Extract each line of the material that follows exactly and omit its pictures.

====

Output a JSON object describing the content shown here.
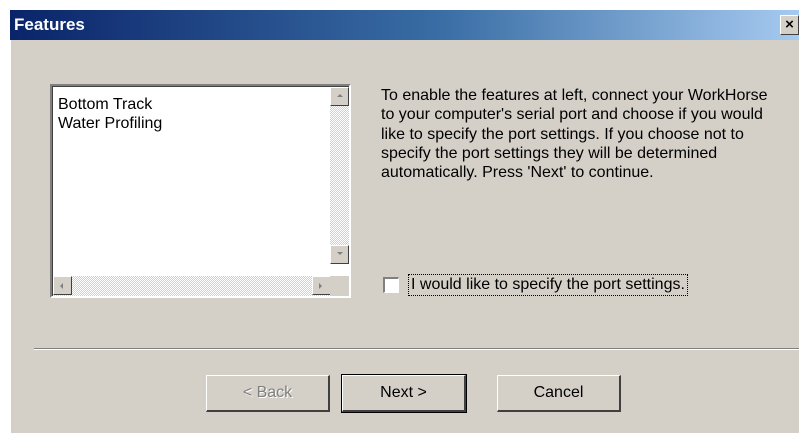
{
  "dialog": {
    "title": "Features",
    "close_symbol": "×"
  },
  "listbox": {
    "items": [
      "Bottom Track",
      "Water Profiling"
    ]
  },
  "description": "To enable the features at left, connect your WorkHorse to your computer's serial port and choose if you would like to specify the port settings. If you choose not to specify the port settings they will be determined automatically. Press 'Next' to continue.",
  "checkbox": {
    "label": "I would like to specify the port settings.",
    "checked": false
  },
  "buttons": {
    "back": "< Back",
    "next": "Next >",
    "cancel": "Cancel"
  },
  "icons": {
    "scroll_up": "arrow-up-icon",
    "scroll_down": "arrow-down-icon",
    "scroll_left": "arrow-left-icon",
    "scroll_right": "arrow-right-icon"
  },
  "colors": {
    "title_gradient_start": "#0a246a",
    "title_gradient_end": "#a6caf0",
    "dialog_face": "#d4d0c8"
  }
}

====

§ **SOLUTION TO THIS PROBLEM**
Output a JSON object describing the content shown here.
{
  "dialog": {
    "title": "Features",
    "close_symbol": "×"
  },
  "listbox": {
    "items": [
      "Bottom Track",
      "Water Profiling"
    ]
  },
  "description": "To enable the features at left, connect your WorkHorse to your computer's serial port and choose if you would like to specify the port settings. If you choose not to specify the port settings they will be determined automatically. Press 'Next' to continue.",
  "checkbox": {
    "label": "I would like to specify the port settings.",
    "checked": false
  },
  "buttons": {
    "back": "< Back",
    "next": "Next >",
    "cancel": "Cancel"
  },
  "icons": {
    "scroll_up": "arrow-up-icon",
    "scroll_down": "arrow-down-icon",
    "scroll_left": "arrow-left-icon",
    "scroll_right": "arrow-right-icon"
  },
  "colors": {
    "title_gradient_start": "#0a246a",
    "title_gradient_end": "#a6caf0",
    "dialog_face": "#d4d0c8"
  }
}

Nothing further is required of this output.